Requirement - Return the records word for word. Any pictures in them are not part of the copy.

Raw data -

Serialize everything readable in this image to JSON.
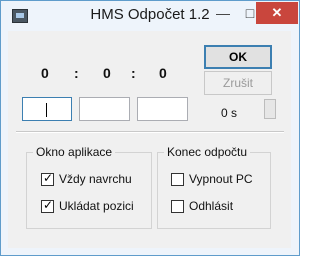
{
  "window": {
    "title": "HMS Odpočet 1.2"
  },
  "titlebar": {
    "minimize": "—",
    "maximize": "□",
    "close": "✕"
  },
  "time": {
    "hours": "0",
    "sep1": ":",
    "minutes": "0",
    "sep2": ":",
    "seconds": "0"
  },
  "inputs": {
    "hours": "",
    "minutes": "",
    "seconds": ""
  },
  "buttons": {
    "ok": "OK",
    "cancel": "Zrušit"
  },
  "countdown": {
    "remaining": "0 s"
  },
  "groups": {
    "app_window": {
      "title": "Okno aplikace",
      "items": [
        {
          "label": "Vždy navrchu",
          "checked": true
        },
        {
          "label": "Ukládat pozici",
          "checked": true
        }
      ]
    },
    "end_countdown": {
      "title": "Konec odpočtu",
      "items": [
        {
          "label": "Vypnout PC",
          "checked": false
        },
        {
          "label": "Odhlásit",
          "checked": false
        }
      ]
    }
  }
}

Correct output -
Serialize everything readable in this image to JSON.
{
  "window": {
    "title": "HMS Odpočet 1.2"
  },
  "titlebar": {
    "minimize": "—",
    "maximize": "□",
    "close": "✕"
  },
  "time": {
    "hours": "0",
    "sep1": ":",
    "minutes": "0",
    "sep2": ":",
    "seconds": "0"
  },
  "inputs": {
    "hours": "",
    "minutes": "",
    "seconds": ""
  },
  "buttons": {
    "ok": "OK",
    "cancel": "Zrušit"
  },
  "countdown": {
    "remaining": "0 s"
  },
  "groups": {
    "app_window": {
      "title": "Okno aplikace",
      "items": [
        {
          "label": "Vždy navrchu",
          "checked": true
        },
        {
          "label": "Ukládat pozici",
          "checked": true
        }
      ]
    },
    "end_countdown": {
      "title": "Konec odpočtu",
      "items": [
        {
          "label": "Vypnout PC",
          "checked": false
        },
        {
          "label": "Odhlásit",
          "checked": false
        }
      ]
    }
  }
}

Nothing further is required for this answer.